DATA LINES =
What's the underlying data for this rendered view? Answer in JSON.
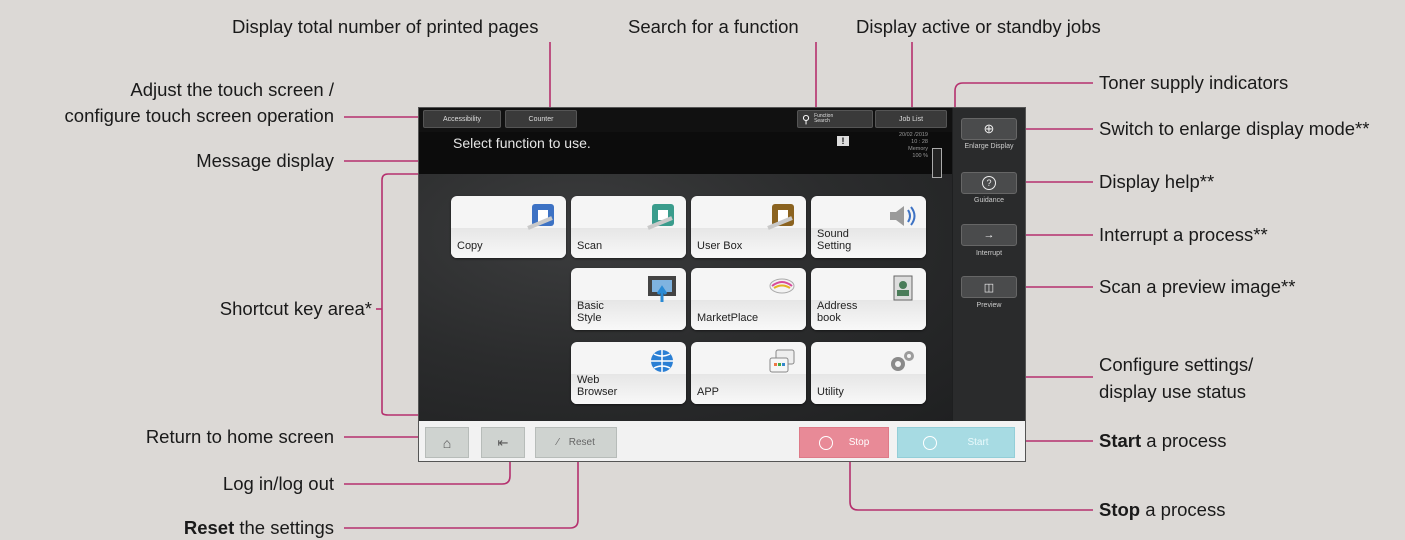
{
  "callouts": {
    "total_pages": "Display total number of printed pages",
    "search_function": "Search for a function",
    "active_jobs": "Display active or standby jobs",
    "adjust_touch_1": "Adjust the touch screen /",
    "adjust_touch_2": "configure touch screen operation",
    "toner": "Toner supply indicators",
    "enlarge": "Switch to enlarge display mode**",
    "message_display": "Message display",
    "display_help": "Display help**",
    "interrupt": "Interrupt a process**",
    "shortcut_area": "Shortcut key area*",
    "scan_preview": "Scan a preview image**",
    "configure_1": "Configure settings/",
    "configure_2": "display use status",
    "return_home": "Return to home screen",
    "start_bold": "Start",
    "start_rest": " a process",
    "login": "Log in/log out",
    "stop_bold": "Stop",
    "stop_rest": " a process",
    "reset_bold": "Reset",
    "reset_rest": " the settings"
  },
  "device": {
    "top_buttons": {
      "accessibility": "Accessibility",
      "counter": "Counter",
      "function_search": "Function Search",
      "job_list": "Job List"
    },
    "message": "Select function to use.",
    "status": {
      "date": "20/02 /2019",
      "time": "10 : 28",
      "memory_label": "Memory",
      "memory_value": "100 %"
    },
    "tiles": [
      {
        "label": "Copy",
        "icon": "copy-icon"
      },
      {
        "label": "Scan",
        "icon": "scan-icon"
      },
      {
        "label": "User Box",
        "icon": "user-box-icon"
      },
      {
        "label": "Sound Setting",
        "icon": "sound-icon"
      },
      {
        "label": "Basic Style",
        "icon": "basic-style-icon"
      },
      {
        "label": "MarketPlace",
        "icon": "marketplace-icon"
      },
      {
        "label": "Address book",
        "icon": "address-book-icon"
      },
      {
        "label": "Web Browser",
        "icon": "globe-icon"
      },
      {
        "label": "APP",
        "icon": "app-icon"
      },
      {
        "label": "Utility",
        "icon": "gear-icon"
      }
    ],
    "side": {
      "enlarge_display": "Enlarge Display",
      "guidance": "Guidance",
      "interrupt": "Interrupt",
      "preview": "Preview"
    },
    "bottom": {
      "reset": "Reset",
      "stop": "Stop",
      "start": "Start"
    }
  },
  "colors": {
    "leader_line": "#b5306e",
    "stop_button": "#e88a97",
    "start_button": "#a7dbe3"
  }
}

WHAT YOU SHOULD DO = Reply with one number only: how many lines of the listing hold "status"?

ANSWER TO THIS TASK = 2